-- BEGIN The records --
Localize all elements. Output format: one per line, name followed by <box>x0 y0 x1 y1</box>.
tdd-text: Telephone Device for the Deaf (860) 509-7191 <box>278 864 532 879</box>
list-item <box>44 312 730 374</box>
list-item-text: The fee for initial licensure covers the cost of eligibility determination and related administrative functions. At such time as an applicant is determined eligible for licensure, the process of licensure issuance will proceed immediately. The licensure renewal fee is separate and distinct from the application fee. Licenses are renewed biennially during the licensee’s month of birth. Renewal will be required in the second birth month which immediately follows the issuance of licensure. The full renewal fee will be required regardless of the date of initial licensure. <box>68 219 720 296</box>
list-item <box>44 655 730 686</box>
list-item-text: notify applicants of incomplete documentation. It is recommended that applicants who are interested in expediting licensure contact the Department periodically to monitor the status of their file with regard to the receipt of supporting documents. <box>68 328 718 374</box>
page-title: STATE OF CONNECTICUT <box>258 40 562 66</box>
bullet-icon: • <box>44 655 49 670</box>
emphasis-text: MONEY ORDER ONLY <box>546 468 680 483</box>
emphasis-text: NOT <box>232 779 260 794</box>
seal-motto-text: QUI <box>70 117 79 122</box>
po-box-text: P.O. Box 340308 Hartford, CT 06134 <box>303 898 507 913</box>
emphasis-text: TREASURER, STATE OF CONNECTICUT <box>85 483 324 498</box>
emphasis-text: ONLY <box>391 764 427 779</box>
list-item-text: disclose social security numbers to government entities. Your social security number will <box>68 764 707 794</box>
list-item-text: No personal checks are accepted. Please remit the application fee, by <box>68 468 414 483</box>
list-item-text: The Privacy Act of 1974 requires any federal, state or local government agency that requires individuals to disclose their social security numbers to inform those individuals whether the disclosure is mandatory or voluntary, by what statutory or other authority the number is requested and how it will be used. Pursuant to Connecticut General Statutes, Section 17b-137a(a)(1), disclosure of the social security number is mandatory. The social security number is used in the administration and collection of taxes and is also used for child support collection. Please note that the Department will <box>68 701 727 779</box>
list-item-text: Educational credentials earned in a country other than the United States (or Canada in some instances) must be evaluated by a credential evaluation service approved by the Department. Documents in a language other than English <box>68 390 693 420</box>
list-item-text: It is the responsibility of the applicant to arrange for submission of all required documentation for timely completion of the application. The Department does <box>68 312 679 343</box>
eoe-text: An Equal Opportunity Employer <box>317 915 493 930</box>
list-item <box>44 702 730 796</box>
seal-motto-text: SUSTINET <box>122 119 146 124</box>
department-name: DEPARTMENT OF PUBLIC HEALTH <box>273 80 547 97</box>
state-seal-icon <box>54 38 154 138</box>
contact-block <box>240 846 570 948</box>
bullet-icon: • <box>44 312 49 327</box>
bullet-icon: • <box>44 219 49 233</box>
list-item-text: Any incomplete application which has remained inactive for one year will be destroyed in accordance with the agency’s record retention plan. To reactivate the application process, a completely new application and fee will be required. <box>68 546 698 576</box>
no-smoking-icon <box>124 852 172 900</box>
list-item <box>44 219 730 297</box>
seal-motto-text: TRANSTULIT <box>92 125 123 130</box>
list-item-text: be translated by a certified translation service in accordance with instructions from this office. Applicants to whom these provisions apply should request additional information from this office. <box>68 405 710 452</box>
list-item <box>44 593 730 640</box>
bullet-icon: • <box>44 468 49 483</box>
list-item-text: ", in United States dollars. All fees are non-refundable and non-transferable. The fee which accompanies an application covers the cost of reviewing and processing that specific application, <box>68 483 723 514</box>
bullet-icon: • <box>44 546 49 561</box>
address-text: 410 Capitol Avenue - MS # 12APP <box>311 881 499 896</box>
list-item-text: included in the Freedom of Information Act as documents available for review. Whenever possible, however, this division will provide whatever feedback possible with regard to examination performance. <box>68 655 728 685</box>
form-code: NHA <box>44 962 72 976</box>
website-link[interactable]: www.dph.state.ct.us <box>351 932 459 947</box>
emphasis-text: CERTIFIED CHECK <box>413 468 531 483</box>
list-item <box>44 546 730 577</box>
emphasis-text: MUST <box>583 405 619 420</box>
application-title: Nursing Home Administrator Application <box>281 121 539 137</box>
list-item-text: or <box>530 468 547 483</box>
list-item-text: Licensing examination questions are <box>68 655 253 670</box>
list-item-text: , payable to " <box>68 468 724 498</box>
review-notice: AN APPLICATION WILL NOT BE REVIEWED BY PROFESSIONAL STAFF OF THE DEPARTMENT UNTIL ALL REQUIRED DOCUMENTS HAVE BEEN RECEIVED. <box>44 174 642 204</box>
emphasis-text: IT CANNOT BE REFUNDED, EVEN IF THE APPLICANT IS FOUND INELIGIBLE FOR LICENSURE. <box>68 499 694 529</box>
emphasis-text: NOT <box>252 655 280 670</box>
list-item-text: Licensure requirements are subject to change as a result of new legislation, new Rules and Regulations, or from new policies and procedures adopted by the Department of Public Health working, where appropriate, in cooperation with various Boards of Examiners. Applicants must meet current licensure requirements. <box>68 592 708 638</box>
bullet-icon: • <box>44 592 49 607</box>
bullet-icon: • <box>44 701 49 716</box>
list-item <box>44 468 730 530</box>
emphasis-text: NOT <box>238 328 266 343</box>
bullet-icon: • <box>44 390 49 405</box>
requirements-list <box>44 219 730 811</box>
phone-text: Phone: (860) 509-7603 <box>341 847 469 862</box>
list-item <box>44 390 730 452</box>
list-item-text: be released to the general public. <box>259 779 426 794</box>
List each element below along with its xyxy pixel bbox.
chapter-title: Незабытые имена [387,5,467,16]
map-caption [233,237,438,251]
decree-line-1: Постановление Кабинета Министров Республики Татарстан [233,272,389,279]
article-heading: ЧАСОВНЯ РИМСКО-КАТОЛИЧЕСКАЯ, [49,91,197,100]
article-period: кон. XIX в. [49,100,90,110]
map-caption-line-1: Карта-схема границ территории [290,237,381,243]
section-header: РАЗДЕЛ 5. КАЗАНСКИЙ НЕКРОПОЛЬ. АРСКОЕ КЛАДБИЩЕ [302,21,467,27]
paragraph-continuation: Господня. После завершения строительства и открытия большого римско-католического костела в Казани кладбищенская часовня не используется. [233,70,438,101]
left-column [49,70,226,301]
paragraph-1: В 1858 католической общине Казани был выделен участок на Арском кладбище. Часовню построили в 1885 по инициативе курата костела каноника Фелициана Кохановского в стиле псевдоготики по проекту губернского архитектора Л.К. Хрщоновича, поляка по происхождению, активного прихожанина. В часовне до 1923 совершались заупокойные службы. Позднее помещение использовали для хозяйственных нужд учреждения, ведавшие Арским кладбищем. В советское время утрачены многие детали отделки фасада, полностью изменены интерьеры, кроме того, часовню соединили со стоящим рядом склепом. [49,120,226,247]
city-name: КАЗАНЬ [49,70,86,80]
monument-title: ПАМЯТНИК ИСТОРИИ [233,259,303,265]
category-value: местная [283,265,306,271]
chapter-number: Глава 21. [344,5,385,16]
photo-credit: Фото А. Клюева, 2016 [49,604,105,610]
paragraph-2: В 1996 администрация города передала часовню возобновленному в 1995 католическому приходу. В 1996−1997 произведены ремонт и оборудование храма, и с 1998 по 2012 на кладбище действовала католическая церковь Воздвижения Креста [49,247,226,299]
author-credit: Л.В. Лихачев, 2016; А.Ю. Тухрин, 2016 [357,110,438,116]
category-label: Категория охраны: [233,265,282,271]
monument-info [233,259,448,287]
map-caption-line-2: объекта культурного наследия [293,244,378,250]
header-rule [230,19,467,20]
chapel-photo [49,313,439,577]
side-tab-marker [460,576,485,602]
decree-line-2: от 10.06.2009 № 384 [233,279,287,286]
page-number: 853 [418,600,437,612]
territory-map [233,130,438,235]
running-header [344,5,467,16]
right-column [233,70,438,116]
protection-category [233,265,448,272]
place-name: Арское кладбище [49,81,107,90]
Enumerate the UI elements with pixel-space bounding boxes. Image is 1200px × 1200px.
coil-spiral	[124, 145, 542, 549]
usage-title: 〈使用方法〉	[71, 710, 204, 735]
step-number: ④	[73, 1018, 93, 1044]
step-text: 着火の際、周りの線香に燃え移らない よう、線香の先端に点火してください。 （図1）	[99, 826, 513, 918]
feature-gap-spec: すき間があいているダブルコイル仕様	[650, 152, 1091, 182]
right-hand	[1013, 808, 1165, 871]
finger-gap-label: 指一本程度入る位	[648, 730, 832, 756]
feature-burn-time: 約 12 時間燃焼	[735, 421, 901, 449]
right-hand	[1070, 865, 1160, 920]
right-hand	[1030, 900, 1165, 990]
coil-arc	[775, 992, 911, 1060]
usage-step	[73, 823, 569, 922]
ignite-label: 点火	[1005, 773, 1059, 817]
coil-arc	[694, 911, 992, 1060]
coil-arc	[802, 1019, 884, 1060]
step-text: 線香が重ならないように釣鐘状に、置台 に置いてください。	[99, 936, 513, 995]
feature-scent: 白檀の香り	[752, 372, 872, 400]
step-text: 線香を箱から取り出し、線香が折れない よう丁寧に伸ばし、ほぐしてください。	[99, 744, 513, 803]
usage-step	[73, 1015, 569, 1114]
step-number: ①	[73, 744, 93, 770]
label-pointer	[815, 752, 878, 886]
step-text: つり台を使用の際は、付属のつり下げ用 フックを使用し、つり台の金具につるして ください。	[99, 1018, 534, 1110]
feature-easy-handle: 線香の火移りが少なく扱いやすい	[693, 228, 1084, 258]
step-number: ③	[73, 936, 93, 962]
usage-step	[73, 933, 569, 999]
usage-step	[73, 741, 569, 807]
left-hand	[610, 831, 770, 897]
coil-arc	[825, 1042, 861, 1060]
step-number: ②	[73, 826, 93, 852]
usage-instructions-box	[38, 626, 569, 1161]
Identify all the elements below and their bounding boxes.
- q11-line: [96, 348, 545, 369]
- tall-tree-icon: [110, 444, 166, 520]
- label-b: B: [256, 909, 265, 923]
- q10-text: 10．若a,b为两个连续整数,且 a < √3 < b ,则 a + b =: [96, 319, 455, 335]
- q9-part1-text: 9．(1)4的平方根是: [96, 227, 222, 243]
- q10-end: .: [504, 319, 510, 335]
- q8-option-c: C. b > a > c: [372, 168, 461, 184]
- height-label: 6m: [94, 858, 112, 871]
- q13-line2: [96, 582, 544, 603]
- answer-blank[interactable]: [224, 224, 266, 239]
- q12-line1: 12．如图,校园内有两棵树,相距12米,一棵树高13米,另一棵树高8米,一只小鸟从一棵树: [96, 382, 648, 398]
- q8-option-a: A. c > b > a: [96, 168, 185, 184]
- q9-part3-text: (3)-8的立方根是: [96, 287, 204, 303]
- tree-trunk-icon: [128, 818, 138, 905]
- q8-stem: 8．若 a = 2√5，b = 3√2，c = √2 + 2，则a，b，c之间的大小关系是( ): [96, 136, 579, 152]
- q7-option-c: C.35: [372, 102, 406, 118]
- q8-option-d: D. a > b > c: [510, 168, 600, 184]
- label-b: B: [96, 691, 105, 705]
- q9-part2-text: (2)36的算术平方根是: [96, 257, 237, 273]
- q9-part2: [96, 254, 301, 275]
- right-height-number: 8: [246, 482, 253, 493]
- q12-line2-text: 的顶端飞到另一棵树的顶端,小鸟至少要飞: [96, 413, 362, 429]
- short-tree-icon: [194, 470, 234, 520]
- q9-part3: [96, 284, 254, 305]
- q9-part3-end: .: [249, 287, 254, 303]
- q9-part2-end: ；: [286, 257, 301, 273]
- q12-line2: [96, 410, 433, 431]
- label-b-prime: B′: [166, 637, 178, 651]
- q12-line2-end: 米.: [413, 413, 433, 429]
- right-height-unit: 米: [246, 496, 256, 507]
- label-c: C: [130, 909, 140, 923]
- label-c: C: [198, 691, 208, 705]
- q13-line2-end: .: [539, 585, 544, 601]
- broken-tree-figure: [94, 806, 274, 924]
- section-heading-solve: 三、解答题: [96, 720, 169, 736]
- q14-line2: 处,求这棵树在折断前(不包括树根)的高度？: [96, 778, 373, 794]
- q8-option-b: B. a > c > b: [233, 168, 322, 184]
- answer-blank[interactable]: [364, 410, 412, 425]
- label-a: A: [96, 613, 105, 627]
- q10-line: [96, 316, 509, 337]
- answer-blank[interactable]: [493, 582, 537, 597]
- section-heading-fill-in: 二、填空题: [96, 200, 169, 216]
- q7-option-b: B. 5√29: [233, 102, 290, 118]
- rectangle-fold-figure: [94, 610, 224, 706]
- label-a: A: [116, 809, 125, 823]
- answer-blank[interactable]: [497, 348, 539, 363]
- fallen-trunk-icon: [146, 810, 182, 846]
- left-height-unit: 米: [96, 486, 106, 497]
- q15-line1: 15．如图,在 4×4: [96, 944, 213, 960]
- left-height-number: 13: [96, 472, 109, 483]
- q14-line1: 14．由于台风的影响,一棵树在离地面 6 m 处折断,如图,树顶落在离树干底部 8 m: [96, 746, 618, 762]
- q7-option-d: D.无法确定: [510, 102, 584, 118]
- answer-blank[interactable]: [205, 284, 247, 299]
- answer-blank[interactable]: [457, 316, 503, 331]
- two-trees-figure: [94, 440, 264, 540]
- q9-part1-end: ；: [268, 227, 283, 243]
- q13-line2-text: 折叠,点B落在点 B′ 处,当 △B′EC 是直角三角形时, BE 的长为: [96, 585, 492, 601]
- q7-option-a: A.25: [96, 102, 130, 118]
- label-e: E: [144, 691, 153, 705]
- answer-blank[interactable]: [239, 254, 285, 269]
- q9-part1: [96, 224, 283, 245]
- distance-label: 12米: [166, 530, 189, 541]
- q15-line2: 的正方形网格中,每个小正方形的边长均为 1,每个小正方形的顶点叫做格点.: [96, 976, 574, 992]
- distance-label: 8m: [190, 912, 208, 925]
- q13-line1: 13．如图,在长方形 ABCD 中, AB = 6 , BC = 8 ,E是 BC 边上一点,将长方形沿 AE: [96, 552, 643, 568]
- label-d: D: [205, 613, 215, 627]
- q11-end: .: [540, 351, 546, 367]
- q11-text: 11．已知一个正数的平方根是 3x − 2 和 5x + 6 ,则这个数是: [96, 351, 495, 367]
-- END The records --
Extract and repeat verbatim the lines of the material from the start through the line that contains "list-item <box>44 655 730 686</box>".

Localize all elements. Output format: one per line, name followed by <box>x0 y0 x1 y1</box>.
tdd-text: Telephone Device for the Deaf (860) 509-7191 <box>278 864 532 879</box>
list-item <box>44 312 730 374</box>
list-item-text: The fee for initial licensure covers the cost of eligibility determination and related administrative functions. At such time as an applicant is determined eligible for licensure, the process of licensure issuance will proceed immediately. The licensure renewal fee is separate and distinct from the application fee. Licenses are renewed biennially during the licensee’s month of birth. Renewal will be required in the second birth month which immediately follows the issuance of licensure. The full renewal fee will be required regardless of the date of initial licensure. <box>68 219 720 296</box>
list-item <box>44 655 730 686</box>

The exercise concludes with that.